## What the task requires
Quote the listing below in its entirety, omitting every image.

*** Stored records

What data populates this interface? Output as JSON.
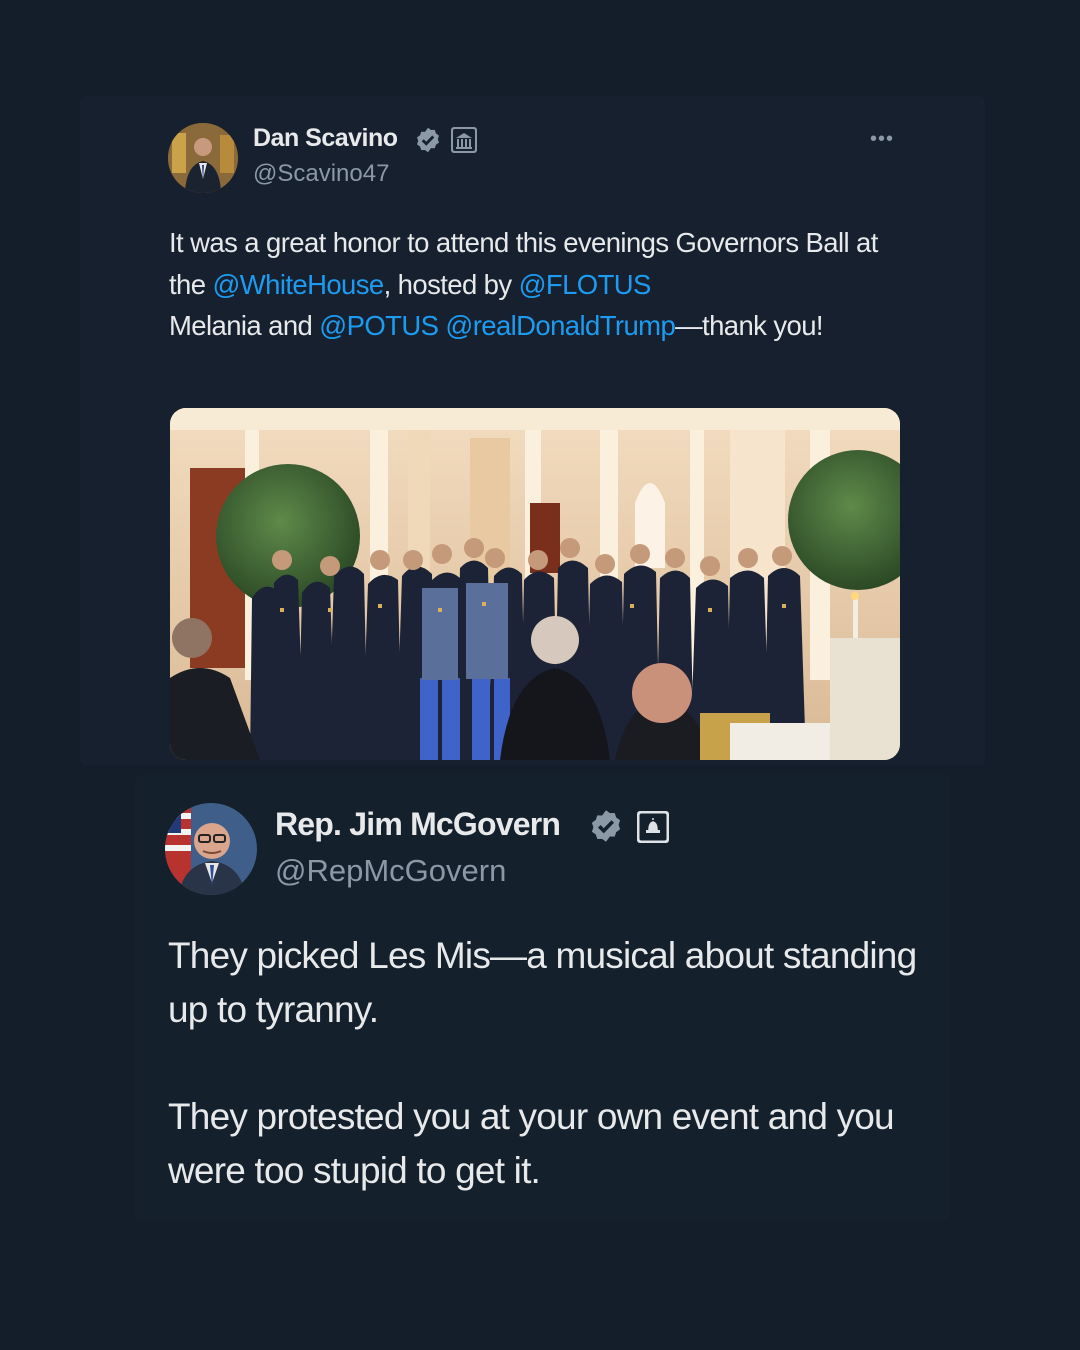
{
  "tweets": [
    {
      "author": "Dan Scavino",
      "handle": "@Scavino47",
      "verified_icon": "verified-badge-icon",
      "affiliation_icon": "white-house-affiliation-icon",
      "more_icon": "•••",
      "text_segments": [
        {
          "text": "It was a great honor to attend this evenings Governors Ball at the ",
          "mention": false
        },
        {
          "text": "@WhiteHouse",
          "mention": true
        },
        {
          "text": ", hosted by ",
          "mention": false
        },
        {
          "text": "@FLOTUS",
          "mention": true
        },
        {
          "text": " Melania and ",
          "mention": false
        },
        {
          "text": "@POTUS",
          "mention": true
        },
        {
          "text": " ",
          "mention": false
        },
        {
          "text": "@realDonaldTrump",
          "mention": true
        },
        {
          "text": "—thank you!",
          "mention": false
        }
      ],
      "media": "photo of a uniformed choir singing in an ornate white ballroom"
    },
    {
      "author": "Rep. Jim McGovern",
      "handle": "@RepMcGovern",
      "verified_icon": "verified-badge-icon",
      "affiliation_icon": "capitol-affiliation-icon",
      "paragraphs": [
        "They picked Les Mis—a musical about standing up to tyranny.",
        "They protested you at your own event and you were too stupid to get it."
      ]
    }
  ],
  "colors": {
    "background": "#141d2a",
    "mention": "#1d9bf0",
    "text": "#e7e9ea",
    "secondary_text": "#8b98a5"
  }
}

******

## Exercise solution
What data populates this interface? Output as JSON.
{
  "tweets": [
    {
      "author": "Dan Scavino",
      "handle": "@Scavino47",
      "verified_icon": "verified-badge-icon",
      "affiliation_icon": "white-house-affiliation-icon",
      "more_icon": "•••",
      "text_segments": [
        {
          "text": "It was a great honor to attend this evenings Governors Ball at the ",
          "mention": false
        },
        {
          "text": "@WhiteHouse",
          "mention": true
        },
        {
          "text": ", hosted by ",
          "mention": false
        },
        {
          "text": "@FLOTUS",
          "mention": true
        },
        {
          "text": " Melania and ",
          "mention": false
        },
        {
          "text": "@POTUS",
          "mention": true
        },
        {
          "text": " ",
          "mention": false
        },
        {
          "text": "@realDonaldTrump",
          "mention": true
        },
        {
          "text": "—thank you!",
          "mention": false
        }
      ],
      "media": "photo of a uniformed choir singing in an ornate white ballroom"
    },
    {
      "author": "Rep. Jim McGovern",
      "handle": "@RepMcGovern",
      "verified_icon": "verified-badge-icon",
      "affiliation_icon": "capitol-affiliation-icon",
      "paragraphs": [
        "They picked Les Mis—a musical about standing up to tyranny.",
        "They protested you at your own event and you were too stupid to get it."
      ]
    }
  ],
  "colors": {
    "background": "#141d2a",
    "mention": "#1d9bf0",
    "text": "#e7e9ea",
    "secondary_text": "#8b98a5"
  }
}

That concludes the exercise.